A run of records
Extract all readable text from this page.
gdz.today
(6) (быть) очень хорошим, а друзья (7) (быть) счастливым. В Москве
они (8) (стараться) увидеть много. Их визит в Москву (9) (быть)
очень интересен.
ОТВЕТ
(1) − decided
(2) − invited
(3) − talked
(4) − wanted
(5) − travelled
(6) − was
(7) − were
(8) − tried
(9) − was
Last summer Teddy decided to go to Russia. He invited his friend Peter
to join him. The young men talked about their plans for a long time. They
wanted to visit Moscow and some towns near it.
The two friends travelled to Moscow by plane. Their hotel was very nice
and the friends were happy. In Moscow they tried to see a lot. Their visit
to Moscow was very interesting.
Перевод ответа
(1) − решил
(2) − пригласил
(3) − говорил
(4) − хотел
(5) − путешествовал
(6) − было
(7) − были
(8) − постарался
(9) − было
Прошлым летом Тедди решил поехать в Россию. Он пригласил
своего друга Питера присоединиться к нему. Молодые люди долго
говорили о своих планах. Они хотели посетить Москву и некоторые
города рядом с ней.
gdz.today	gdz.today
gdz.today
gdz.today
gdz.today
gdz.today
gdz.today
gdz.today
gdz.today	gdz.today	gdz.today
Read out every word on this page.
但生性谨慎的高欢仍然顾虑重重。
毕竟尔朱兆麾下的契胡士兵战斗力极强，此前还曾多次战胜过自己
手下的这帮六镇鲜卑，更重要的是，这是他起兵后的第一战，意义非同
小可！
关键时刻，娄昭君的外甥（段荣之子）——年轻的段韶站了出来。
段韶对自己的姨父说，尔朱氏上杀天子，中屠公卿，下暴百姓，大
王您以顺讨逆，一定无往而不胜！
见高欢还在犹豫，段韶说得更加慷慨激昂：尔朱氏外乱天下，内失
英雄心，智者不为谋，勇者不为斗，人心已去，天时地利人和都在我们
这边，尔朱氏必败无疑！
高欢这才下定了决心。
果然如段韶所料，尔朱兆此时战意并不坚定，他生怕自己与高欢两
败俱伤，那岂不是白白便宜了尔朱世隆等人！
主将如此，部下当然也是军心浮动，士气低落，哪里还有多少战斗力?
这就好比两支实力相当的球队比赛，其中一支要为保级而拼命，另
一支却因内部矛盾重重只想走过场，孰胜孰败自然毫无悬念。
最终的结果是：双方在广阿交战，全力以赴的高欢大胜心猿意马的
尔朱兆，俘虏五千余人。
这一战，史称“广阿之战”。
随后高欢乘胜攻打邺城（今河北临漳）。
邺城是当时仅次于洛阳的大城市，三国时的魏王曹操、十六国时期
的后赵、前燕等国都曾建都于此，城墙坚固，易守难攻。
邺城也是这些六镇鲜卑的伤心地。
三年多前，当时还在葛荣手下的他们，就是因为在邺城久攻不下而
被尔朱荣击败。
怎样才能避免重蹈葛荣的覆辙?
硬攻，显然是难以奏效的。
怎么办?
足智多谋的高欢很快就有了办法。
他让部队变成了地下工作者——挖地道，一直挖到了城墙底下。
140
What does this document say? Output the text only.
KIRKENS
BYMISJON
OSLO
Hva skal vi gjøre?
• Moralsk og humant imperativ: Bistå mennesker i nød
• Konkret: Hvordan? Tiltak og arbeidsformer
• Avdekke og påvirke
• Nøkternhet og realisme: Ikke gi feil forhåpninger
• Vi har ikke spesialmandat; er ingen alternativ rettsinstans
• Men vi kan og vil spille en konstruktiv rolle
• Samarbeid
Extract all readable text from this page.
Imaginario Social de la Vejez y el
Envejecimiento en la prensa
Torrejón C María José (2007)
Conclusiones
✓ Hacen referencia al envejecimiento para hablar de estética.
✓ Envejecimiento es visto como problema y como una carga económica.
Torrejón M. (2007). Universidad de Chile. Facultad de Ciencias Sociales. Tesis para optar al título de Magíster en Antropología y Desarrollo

◆ YOUR GOAL
Find the line containing "What does this" in the material above. Print it and every line after it through the end, exactly and only those.

◆ FULL SOLUTION
What does this document say? Output the text only.
KIRKENS
BYMISJON
OSLO
Hva skal vi gjøre?
• Moralsk og humant imperativ: Bistå mennesker i nød
• Konkret: Hvordan? Tiltak og arbeidsformer
• Avdekke og påvirke
• Nøkternhet og realisme: Ikke gi feil forhåpninger
• Vi har ikke spesialmandat; er ingen alternativ rettsinstans
• Men vi kan og vil spille en konstruktiv rolle
• Samarbeid
Extract all readable text from this page.
Imaginario Social de la Vejez y el
Envejecimiento en la prensa
Torrejón C María José (2007)
Conclusiones
✓ Hacen referencia al envejecimiento para hablar de estética.
✓ Envejecimiento es visto como problema y como una carga económica.
Torrejón M. (2007). Universidad de Chile. Facultad de Ciencias Sociales. Tesis para optar al título de Magíster en Antropología y Desarrollo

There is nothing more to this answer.